**The task**:
Exactly as written, please set down all of the entries again, with no pictures.

——

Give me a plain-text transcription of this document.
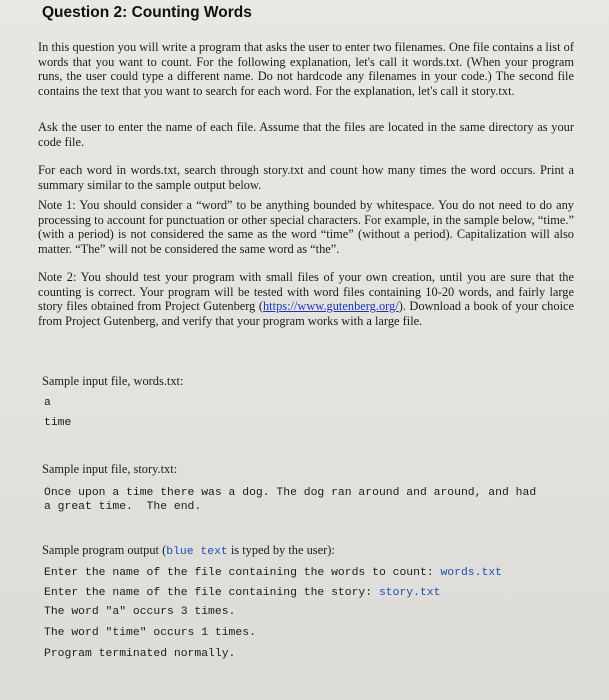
Question 2: Counting Words

In this question you will write a program that asks the user to enter two filenames. One file contains a list of words that you want to count. For the following explanation, let's call it words.txt. (When your program runs, the user could type a different name. Do not hardcode any filenames in your code.) The second file contains the text that you want to search for each word. For the explanation, let's call it story.txt.

Ask the user to enter the name of each file. Assume that the files are located in the same directory as your code file.

For each word in words.txt, search through story.txt and count how many times the word occurs. Print a summary similar to the sample output below.

Note 1: You should consider a “word” to be anything bounded by whitespace. You do not need to do any processing to account for punctuation or other special characters. For example, in the sample below, “time.” (with a period) is not considered the same as the word “time” (without a period). Capitalization will also matter. “The” will not be considered the same word as “the”.

Note 2: You should test your program with small files of your own creation, until you are sure that the counting is correct. Your program will be tested with word files containing 10-20 words, and fairly large story files obtained from Project Gutenberg (https://www.gutenberg.org/). Download a book of your choice from Project Gutenberg, and verify that your program works with a large file.

Sample input file, words.txt:
a
time
Sample input file, story.txt:
Once upon a time there was a dog. The dog ran around and around, and had
a great time.  The end.
Sample program output (blue text is typed by the user):
Enter the name of the file containing the words to count: words.txt
Enter the name of the file containing the story: story.txt
The word "a" occurs 3 times.
The word "time" occurs 1 times.
Program terminated normally.
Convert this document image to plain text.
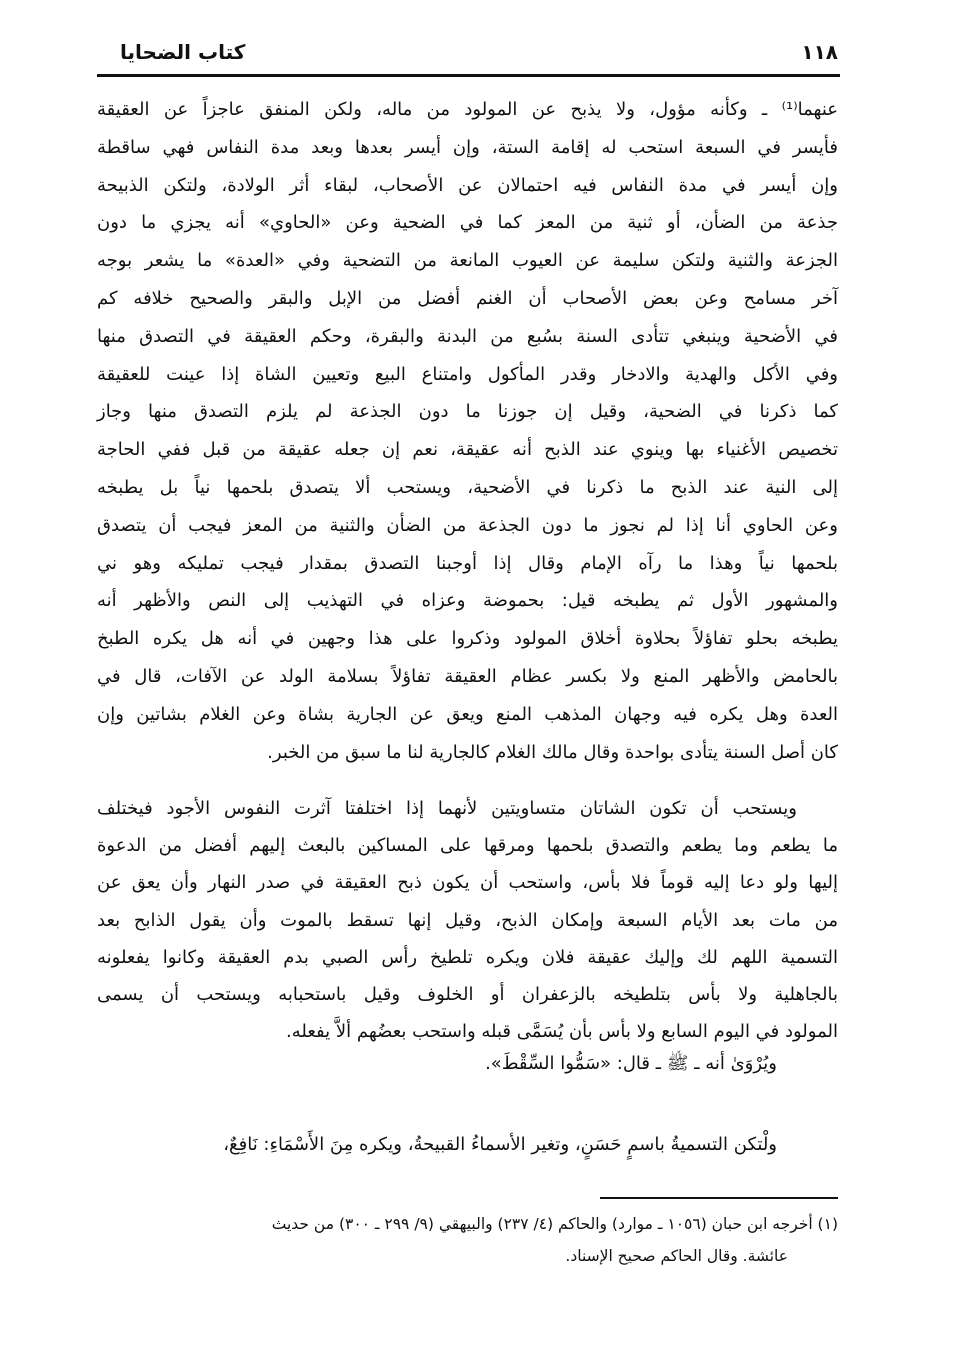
كتاب الضحايا	١١٨
عنهما⁽¹⁾ ـ وكأنه مؤول، ولا يذبح عن المولود من ماله، ولكن المنفق عاجزاً عن العقيقة
فأيسر في السبعة استحب له إقامة الستة، وإن أيسر بعدها وبعد مدة النفاس فهي ساقطة
وإن أيسر في مدة النفاس فيه احتمالان عن الأصحاب، لبقاء أثر الولادة، ولتكن الذبيحة
جذعة من الضأن، أو ثنية من المعز كما في الضحية وعن «الحاوي» أنه يجزي ما دون
الجزعة والثنية ولتكن سليمة عن العيوب المانعة من التضحية وفي «العدة» ما يشعر بوجه
آخر مسامح وعن بعض الأصحاب أن الغنم أفضل من الإبل والبقر والصحيح خلافه كم
في الأضحية وينبغي تتأدى السنة بسُبع من البدنة والبقرة، وحكم العقيقة في التصدق منها
وفي الأكل والهدية والادخار وقدر المأكول وامتناع البيع وتعيين الشاة إذا عينت للعقيقة
كما ذكرنا في الضحية، وقيل إن جوزنا ما دون الجذعة لم يلزم التصدق منها وجاز
تخصيص الأغنياء بها وينوي عند الذبح أنه عقيقة، نعم إن جعله عقيقة من قبل ففي الحاجة
إلى النية عند الذبح ما ذكرنا في الأضحية، ويستحب ألا يتصدق بلحمها نياً بل يطبخه
وعن الحاوي أنا إذا لم نجوز ما دون الجذعة من الضأن والثنية من المعز فيجب أن يتصدق
بلحمها نياً وهذا ما رآه الإمام وقال إذا أوجبنا التصدق بمقدار فيجب تمليكه وهو ني
والمشهور الأول ثم يطبخه قيل: بحموضة وعزاه في التهذيب إلى النص والأظهر أنه
يطبخه بحلو تفاؤلاً بحلاوة أخلاق المولود وذكروا على هذا وجهين في أنه هل يكره الطبخ
بالحامض والأظهر المنع ولا بكسر عظام العقيقة تفاؤلاً بسلامة الولد عن الآفات، قال في
العدة وهل يكره فيه وجهان المذهب المنع ويعق عن الجارية بشاة وعن الغلام بشاتين وإن
كان أصل السنة يتأدى بواحدة وقال مالك الغلام كالجارية لنا ما سبق من الخبر.
ويستحب أن تكون الشاتان متساويتين لأنهما إذا اختلفتا آثرت النفوس الأجود فيختلف
ما يطعم وما يطعم والتصدق بلحمها ومرقها على المساكين بالبعث إليهم أفضل من الدعوة
إليها ولو دعا إليه قوماً فلا بأس، واستحب أن يكون ذبح العقيقة في صدر النهار وأن يعق عن
من مات بعد الأيام السبعة وإمكان الذبح، وقيل إنها تسقط بالموت وأن يقول الذابح بعد
التسمية اللهم لك وإليك عقيقة فلان ويكره تلطيخ رأس الصبي بدم العقيقة وكانوا يفعلونه
بالجاهلية ولا بأس بتلطيخه بالزعفران أو الخلوف وقيل باستحبابه ويستحب أن يسمى
المولود في اليوم السابع ولا بأس بأن يُسَمَّى قبله واستحب بعضُهم ألاَّ يفعله.
ويُرْوَىٰ أنه ـ ﷺ ـ قال: «سَمُّوا السِّقْطَ».
ولْتكن التسميةُ باسمٍ حَسَنٍ، وتغير الأسماءُ القبيحةُ، ويكره مِنَ الأَسْمَاءِ: نَافِعٌ،
(١) أخرجه ابن حبان (١٠٥٦ ـ موارد) والحاكم (٤/ ٢٣٧) والبيهقي (٩/ ٢٩٩ ـ ٣٠٠) من حديث
عائشة. وقال الحاكم صحيح الإسناد.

——

**Answer to this task**:
Give me a plain-text transcription of this document.
Question 2: Counting Words

In this question you will write a program that asks the user to enter two filenames. One file contains a list of words that you want to count. For the following explanation, let's call it words.txt. (When your program runs, the user could type a different name. Do not hardcode any filenames in your code.) The second file contains the text that you want to search for each word. For the explanation, let's call it story.txt.

Ask the user to enter the name of each file. Assume that the files are located in the same directory as your code file.

For each word in words.txt, search through story.txt and count how many times the word occurs. Print a summary similar to the sample output below.

Note 1: You should consider a “word” to be anything bounded by whitespace. You do not need to do any processing to account for punctuation or other special characters. For example, in the sample below, “time.” (with a period) is not considered the same as the word “time” (without a period). Capitalization will also matter. “The” will not be considered the same word as “the”.

Note 2: You should test your program with small files of your own creation, until you are sure that the counting is correct. Your program will be tested with word files containing 10-20 words, and fairly large story files obtained from Project Gutenberg (https://www.gutenberg.org/). Download a book of your choice from Project Gutenberg, and verify that your program works with a large file.

Sample input file, words.txt:
a
time
Sample input file, story.txt:
Once upon a time there was a dog. The dog ran around and around, and had
a great time.  The end.
Sample program output (blue text is typed by the user):
Enter the name of the file containing the words to count: words.txt
Enter the name of the file containing the story: story.txt
The word "a" occurs 3 times.
The word "time" occurs 1 times.
Program terminated normally.
Convert this document image to plain text.
كتاب الضحايا	١١٨
عنهما⁽¹⁾ ـ وكأنه مؤول، ولا يذبح عن المولود من ماله، ولكن المنفق عاجزاً عن العقيقة
فأيسر في السبعة استحب له إقامة الستة، وإن أيسر بعدها وبعد مدة النفاس فهي ساقطة
وإن أيسر في مدة النفاس فيه احتمالان عن الأصحاب، لبقاء أثر الولادة، ولتكن الذبيحة
جذعة من الضأن، أو ثنية من المعز كما في الضحية وعن «الحاوي» أنه يجزي ما دون
الجزعة والثنية ولتكن سليمة عن العيوب المانعة من التضحية وفي «العدة» ما يشعر بوجه
آخر مسامح وعن بعض الأصحاب أن الغنم أفضل من الإبل والبقر والصحيح خلافه كم
في الأضحية وينبغي تتأدى السنة بسُبع من البدنة والبقرة، وحكم العقيقة في التصدق منها
وفي الأكل والهدية والادخار وقدر المأكول وامتناع البيع وتعيين الشاة إذا عينت للعقيقة
كما ذكرنا في الضحية، وقيل إن جوزنا ما دون الجذعة لم يلزم التصدق منها وجاز
تخصيص الأغنياء بها وينوي عند الذبح أنه عقيقة، نعم إن جعله عقيقة من قبل ففي الحاجة
إلى النية عند الذبح ما ذكرنا في الأضحية، ويستحب ألا يتصدق بلحمها نياً بل يطبخه
وعن الحاوي أنا إذا لم نجوز ما دون الجذعة من الضأن والثنية من المعز فيجب أن يتصدق
بلحمها نياً وهذا ما رآه الإمام وقال إذا أوجبنا التصدق بمقدار فيجب تمليكه وهو ني
والمشهور الأول ثم يطبخه قيل: بحموضة وعزاه في التهذيب إلى النص والأظهر أنه
يطبخه بحلو تفاؤلاً بحلاوة أخلاق المولود وذكروا على هذا وجهين في أنه هل يكره الطبخ
بالحامض والأظهر المنع ولا بكسر عظام العقيقة تفاؤلاً بسلامة الولد عن الآفات، قال في
العدة وهل يكره فيه وجهان المذهب المنع ويعق عن الجارية بشاة وعن الغلام بشاتين وإن
كان أصل السنة يتأدى بواحدة وقال مالك الغلام كالجارية لنا ما سبق من الخبر.
ويستحب أن تكون الشاتان متساويتين لأنهما إذا اختلفتا آثرت النفوس الأجود فيختلف
ما يطعم وما يطعم والتصدق بلحمها ومرقها على المساكين بالبعث إليهم أفضل من الدعوة
إليها ولو دعا إليه قوماً فلا بأس، واستحب أن يكون ذبح العقيقة في صدر النهار وأن يعق عن
من مات بعد الأيام السبعة وإمكان الذبح، وقيل إنها تسقط بالموت وأن يقول الذابح بعد
التسمية اللهم لك وإليك عقيقة فلان ويكره تلطيخ رأس الصبي بدم العقيقة وكانوا يفعلونه
بالجاهلية ولا بأس بتلطيخه بالزعفران أو الخلوف وقيل باستحبابه ويستحب أن يسمى
المولود في اليوم السابع ولا بأس بأن يُسَمَّى قبله واستحب بعضُهم ألاَّ يفعله.
ويُرْوَىٰ أنه ـ ﷺ ـ قال: «سَمُّوا السِّقْطَ».
ولْتكن التسميةُ باسمٍ حَسَنٍ، وتغير الأسماءُ القبيحةُ، ويكره مِنَ الأَسْمَاءِ: نَافِعٌ،
(١) أخرجه ابن حبان (١٠٥٦ ـ موارد) والحاكم (٤/ ٢٣٧) والبيهقي (٩/ ٢٩٩ ـ ٣٠٠) من حديث
عائشة. وقال الحاكم صحيح الإسناد.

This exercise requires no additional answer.